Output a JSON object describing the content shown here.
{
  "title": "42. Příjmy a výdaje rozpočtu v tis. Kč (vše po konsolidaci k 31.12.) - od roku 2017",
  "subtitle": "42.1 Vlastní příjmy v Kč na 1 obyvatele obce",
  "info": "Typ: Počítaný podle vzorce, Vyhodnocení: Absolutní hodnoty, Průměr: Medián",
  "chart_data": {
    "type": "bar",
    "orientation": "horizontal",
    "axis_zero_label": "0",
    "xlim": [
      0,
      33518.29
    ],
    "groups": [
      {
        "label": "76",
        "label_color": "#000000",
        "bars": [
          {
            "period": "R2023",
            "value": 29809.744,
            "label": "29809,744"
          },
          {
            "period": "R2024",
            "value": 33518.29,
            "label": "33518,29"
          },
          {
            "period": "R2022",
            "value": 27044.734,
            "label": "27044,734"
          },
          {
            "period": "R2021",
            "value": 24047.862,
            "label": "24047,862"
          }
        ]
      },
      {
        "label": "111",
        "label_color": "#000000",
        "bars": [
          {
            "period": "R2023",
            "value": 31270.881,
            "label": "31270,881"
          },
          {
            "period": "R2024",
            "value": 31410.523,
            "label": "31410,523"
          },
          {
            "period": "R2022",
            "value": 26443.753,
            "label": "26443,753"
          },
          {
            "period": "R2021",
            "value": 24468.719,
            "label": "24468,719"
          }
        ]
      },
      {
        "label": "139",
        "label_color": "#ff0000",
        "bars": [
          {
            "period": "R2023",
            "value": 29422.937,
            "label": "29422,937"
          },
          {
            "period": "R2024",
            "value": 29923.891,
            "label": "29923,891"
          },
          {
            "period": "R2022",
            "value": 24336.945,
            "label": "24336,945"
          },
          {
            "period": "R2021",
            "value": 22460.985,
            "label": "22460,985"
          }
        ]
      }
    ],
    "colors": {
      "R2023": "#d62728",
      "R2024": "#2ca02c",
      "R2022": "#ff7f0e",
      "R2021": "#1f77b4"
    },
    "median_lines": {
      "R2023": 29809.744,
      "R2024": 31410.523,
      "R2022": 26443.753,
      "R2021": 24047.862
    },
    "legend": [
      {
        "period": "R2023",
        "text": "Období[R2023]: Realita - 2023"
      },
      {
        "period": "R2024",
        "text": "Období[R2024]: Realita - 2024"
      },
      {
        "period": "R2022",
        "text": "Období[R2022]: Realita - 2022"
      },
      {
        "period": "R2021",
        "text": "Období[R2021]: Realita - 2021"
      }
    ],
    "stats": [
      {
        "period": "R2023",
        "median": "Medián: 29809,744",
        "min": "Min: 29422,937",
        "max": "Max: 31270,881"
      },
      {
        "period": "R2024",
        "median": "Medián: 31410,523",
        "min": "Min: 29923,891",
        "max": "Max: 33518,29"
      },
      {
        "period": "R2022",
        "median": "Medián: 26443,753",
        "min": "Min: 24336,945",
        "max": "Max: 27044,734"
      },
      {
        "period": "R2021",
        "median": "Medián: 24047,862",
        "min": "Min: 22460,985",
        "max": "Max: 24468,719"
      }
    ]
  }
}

▶ **Task goal**:
Output the complete data exactly as written.

▶ **Written response**:
Output a JSON object describing the content shown here.
{
  "title": "42. Příjmy a výdaje rozpočtu v tis. Kč (vše po konsolidaci k 31.12.) - od roku 2017",
  "subtitle": "42.1 Vlastní příjmy v Kč na 1 obyvatele obce",
  "info": "Typ: Počítaný podle vzorce, Vyhodnocení: Absolutní hodnoty, Průměr: Medián",
  "chart_data": {
    "type": "bar",
    "orientation": "horizontal",
    "axis_zero_label": "0",
    "xlim": [
      0,
      33518.29
    ],
    "groups": [
      {
        "label": "76",
        "label_color": "#000000",
        "bars": [
          {
            "period": "R2023",
            "value": 29809.744,
            "label": "29809,744"
          },
          {
            "period": "R2024",
            "value": 33518.29,
            "label": "33518,29"
          },
          {
            "period": "R2022",
            "value": 27044.734,
            "label": "27044,734"
          },
          {
            "period": "R2021",
            "value": 24047.862,
            "label": "24047,862"
          }
        ]
      },
      {
        "label": "111",
        "label_color": "#000000",
        "bars": [
          {
            "period": "R2023",
            "value": 31270.881,
            "label": "31270,881"
          },
          {
            "period": "R2024",
            "value": 31410.523,
            "label": "31410,523"
          },
          {
            "period": "R2022",
            "value": 26443.753,
            "label": "26443,753"
          },
          {
            "period": "R2021",
            "value": 24468.719,
            "label": "24468,719"
          }
        ]
      },
      {
        "label": "139",
        "label_color": "#ff0000",
        "bars": [
          {
            "period": "R2023",
            "value": 29422.937,
            "label": "29422,937"
          },
          {
            "period": "R2024",
            "value": 29923.891,
            "label": "29923,891"
          },
          {
            "period": "R2022",
            "value": 24336.945,
            "label": "24336,945"
          },
          {
            "period": "R2021",
            "value": 22460.985,
            "label": "22460,985"
          }
        ]
      }
    ],
    "colors": {
      "R2023": "#d62728",
      "R2024": "#2ca02c",
      "R2022": "#ff7f0e",
      "R2021": "#1f77b4"
    },
    "median_lines": {
      "R2023": 29809.744,
      "R2024": 31410.523,
      "R2022": 26443.753,
      "R2021": 24047.862
    },
    "legend": [
      {
        "period": "R2023",
        "text": "Období[R2023]: Realita - 2023"
      },
      {
        "period": "R2024",
        "text": "Období[R2024]: Realita - 2024"
      },
      {
        "period": "R2022",
        "text": "Období[R2022]: Realita - 2022"
      },
      {
        "period": "R2021",
        "text": "Období[R2021]: Realita - 2021"
      }
    ],
    "stats": [
      {
        "period": "R2023",
        "median": "Medián: 29809,744",
        "min": "Min: 29422,937",
        "max": "Max: 31270,881"
      },
      {
        "period": "R2024",
        "median": "Medián: 31410,523",
        "min": "Min: 29923,891",
        "max": "Max: 33518,29"
      },
      {
        "period": "R2022",
        "median": "Medián: 26443,753",
        "min": "Min: 24336,945",
        "max": "Max: 27044,734"
      },
      {
        "period": "R2021",
        "median": "Medián: 24047,862",
        "min": "Min: 22460,985",
        "max": "Max: 24468,719"
      }
    ]
  }
}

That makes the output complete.